### Aim of the exercise:
Copy exactly the run of lines that begins at the line with "Transcribe this image's" and ends at the final line of the entries.

### Dataset extract:
▬▬▬

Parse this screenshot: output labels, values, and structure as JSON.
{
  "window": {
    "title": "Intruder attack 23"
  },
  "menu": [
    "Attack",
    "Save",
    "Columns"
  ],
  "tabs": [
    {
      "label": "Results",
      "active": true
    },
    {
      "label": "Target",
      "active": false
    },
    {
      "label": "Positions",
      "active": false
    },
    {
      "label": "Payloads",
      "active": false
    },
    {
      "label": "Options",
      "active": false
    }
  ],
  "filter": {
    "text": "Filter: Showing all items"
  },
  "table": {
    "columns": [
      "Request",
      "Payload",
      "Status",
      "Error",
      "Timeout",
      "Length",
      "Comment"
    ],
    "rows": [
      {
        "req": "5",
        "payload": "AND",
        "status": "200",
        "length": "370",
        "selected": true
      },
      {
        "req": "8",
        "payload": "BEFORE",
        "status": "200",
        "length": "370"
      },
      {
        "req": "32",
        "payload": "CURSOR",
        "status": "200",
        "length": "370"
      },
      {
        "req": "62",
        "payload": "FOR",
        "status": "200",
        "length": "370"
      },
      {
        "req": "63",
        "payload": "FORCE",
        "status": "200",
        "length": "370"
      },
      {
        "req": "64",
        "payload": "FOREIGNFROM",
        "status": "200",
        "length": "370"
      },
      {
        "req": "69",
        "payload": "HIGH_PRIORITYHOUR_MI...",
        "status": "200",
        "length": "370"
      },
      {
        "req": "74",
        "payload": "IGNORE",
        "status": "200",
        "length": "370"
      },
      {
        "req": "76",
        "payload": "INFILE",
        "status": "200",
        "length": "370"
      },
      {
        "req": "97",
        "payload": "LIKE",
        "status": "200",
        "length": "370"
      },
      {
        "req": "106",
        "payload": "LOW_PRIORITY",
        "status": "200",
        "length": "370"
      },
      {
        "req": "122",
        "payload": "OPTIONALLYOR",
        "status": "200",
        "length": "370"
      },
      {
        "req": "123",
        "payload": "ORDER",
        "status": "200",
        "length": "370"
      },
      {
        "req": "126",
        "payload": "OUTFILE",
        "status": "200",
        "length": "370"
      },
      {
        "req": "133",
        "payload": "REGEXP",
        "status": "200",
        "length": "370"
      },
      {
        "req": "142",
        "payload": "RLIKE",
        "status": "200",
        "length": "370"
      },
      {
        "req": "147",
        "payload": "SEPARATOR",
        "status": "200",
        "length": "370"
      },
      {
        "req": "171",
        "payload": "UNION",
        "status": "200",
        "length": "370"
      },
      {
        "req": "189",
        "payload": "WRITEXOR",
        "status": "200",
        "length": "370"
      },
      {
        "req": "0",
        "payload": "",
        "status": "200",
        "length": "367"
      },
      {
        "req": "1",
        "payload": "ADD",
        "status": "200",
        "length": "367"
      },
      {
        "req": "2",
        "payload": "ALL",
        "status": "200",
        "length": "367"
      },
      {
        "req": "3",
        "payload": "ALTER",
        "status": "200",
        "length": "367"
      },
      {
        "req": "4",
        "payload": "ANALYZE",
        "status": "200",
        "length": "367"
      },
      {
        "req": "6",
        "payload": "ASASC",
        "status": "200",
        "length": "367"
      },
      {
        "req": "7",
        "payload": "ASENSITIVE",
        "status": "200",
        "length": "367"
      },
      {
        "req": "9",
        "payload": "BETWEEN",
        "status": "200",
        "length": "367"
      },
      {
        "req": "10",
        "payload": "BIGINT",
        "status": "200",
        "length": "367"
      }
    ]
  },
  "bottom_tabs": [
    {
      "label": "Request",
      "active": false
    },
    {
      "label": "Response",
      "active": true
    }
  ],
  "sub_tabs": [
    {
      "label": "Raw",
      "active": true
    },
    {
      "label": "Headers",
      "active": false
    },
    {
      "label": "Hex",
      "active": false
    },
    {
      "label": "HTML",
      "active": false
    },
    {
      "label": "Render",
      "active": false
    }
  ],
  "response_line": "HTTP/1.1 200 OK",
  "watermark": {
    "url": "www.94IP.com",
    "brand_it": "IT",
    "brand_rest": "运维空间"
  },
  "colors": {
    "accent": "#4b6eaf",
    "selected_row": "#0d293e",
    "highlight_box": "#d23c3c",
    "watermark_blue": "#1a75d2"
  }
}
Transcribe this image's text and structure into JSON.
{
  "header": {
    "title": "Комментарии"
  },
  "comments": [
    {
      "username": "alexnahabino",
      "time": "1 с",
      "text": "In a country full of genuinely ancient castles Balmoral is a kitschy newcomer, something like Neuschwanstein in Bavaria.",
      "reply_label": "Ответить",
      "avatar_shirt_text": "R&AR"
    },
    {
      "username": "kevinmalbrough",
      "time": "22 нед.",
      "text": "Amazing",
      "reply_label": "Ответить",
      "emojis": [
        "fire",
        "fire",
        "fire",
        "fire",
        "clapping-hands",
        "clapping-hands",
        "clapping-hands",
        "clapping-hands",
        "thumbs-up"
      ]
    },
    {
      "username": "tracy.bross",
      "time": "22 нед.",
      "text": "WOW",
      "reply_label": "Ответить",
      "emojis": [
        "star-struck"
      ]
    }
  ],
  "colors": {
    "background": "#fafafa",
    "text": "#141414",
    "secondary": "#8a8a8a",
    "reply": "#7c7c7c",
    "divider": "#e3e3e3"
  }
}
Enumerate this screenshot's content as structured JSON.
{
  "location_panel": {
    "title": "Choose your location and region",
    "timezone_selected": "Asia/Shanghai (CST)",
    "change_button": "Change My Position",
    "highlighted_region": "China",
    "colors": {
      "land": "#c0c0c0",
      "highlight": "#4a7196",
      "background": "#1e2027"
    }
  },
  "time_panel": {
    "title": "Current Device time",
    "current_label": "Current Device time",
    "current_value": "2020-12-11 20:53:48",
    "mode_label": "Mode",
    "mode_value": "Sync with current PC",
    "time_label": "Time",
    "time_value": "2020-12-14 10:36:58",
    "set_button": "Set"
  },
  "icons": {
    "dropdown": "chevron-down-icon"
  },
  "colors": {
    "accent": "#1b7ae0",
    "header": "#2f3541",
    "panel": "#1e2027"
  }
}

▬▬▬

### Correct response:
Transcribe this image's text and structure into JSON.
{
  "header": {
    "title": "Комментарии"
  },
  "comments": [
    {
      "username": "alexnahabino",
      "time": "1 с",
      "text": "In a country full of genuinely ancient castles Balmoral is a kitschy newcomer, something like Neuschwanstein in Bavaria.",
      "reply_label": "Ответить",
      "avatar_shirt_text": "R&AR"
    },
    {
      "username": "kevinmalbrough",
      "time": "22 нед.",
      "text": "Amazing",
      "reply_label": "Ответить",
      "emojis": [
        "fire",
        "fire",
        "fire",
        "fire",
        "clapping-hands",
        "clapping-hands",
        "clapping-hands",
        "clapping-hands",
        "thumbs-up"
      ]
    },
    {
      "username": "tracy.bross",
      "time": "22 нед.",
      "text": "WOW",
      "reply_label": "Ответить",
      "emojis": [
        "star-struck"
      ]
    }
  ],
  "colors": {
    "background": "#fafafa",
    "text": "#141414",
    "secondary": "#8a8a8a",
    "reply": "#7c7c7c",
    "divider": "#e3e3e3"
  }
}
Enumerate this screenshot's content as structured JSON.
{
  "location_panel": {
    "title": "Choose your location and region",
    "timezone_selected": "Asia/Shanghai (CST)",
    "change_button": "Change My Position",
    "highlighted_region": "China",
    "colors": {
      "land": "#c0c0c0",
      "highlight": "#4a7196",
      "background": "#1e2027"
    }
  },
  "time_panel": {
    "title": "Current Device time",
    "current_label": "Current Device time",
    "current_value": "2020-12-11 20:53:48",
    "mode_label": "Mode",
    "mode_value": "Sync with current PC",
    "time_label": "Time",
    "time_value": "2020-12-14 10:36:58",
    "set_button": "Set"
  },
  "icons": {
    "dropdown": "chevron-down-icon"
  },
  "colors": {
    "accent": "#1b7ae0",
    "header": "#2f3541",
    "panel": "#1e2027"
  }
}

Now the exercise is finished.